>> start Records shown

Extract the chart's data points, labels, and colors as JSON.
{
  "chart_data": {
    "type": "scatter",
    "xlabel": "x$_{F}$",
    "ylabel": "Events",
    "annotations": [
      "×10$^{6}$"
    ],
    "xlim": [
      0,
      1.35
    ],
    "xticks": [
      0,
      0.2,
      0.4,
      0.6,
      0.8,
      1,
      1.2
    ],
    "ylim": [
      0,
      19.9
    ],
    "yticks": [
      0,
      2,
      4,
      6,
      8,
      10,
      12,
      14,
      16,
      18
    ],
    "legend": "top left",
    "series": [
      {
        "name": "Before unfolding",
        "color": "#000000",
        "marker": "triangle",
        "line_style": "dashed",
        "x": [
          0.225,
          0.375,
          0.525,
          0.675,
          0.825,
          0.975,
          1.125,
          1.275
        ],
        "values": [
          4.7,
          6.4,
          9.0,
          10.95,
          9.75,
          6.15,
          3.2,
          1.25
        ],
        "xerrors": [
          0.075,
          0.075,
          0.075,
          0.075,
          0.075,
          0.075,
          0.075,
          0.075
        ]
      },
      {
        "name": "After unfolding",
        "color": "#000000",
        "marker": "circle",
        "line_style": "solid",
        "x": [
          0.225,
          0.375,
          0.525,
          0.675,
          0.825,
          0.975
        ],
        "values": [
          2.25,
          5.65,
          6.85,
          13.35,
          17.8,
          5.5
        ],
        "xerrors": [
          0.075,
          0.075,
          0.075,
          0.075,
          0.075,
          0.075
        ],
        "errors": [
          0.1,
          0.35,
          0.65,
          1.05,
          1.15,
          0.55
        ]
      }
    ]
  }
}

>> end Records shown

Repeat the entries exactly, all of them.

▶ [Task output]
Extract the chart's data points, labels, and colors as JSON.
{
  "chart_data": {
    "type": "scatter",
    "xlabel": "x$_{F}$",
    "ylabel": "Events",
    "annotations": [
      "×10$^{6}$"
    ],
    "xlim": [
      0,
      1.35
    ],
    "xticks": [
      0,
      0.2,
      0.4,
      0.6,
      0.8,
      1,
      1.2
    ],
    "ylim": [
      0,
      19.9
    ],
    "yticks": [
      0,
      2,
      4,
      6,
      8,
      10,
      12,
      14,
      16,
      18
    ],
    "legend": "top left",
    "series": [
      {
        "name": "Before unfolding",
        "color": "#000000",
        "marker": "triangle",
        "line_style": "dashed",
        "x": [
          0.225,
          0.375,
          0.525,
          0.675,
          0.825,
          0.975,
          1.125,
          1.275
        ],
        "values": [
          4.7,
          6.4,
          9.0,
          10.95,
          9.75,
          6.15,
          3.2,
          1.25
        ],
        "xerrors": [
          0.075,
          0.075,
          0.075,
          0.075,
          0.075,
          0.075,
          0.075,
          0.075
        ]
      },
      {
        "name": "After unfolding",
        "color": "#000000",
        "marker": "circle",
        "line_style": "solid",
        "x": [
          0.225,
          0.375,
          0.525,
          0.675,
          0.825,
          0.975
        ],
        "values": [
          2.25,
          5.65,
          6.85,
          13.35,
          17.8,
          5.5
        ],
        "xerrors": [
          0.075,
          0.075,
          0.075,
          0.075,
          0.075,
          0.075
        ],
        "errors": [
          0.1,
          0.35,
          0.65,
          1.05,
          1.15,
          0.55
        ]
      }
    ]
  }
}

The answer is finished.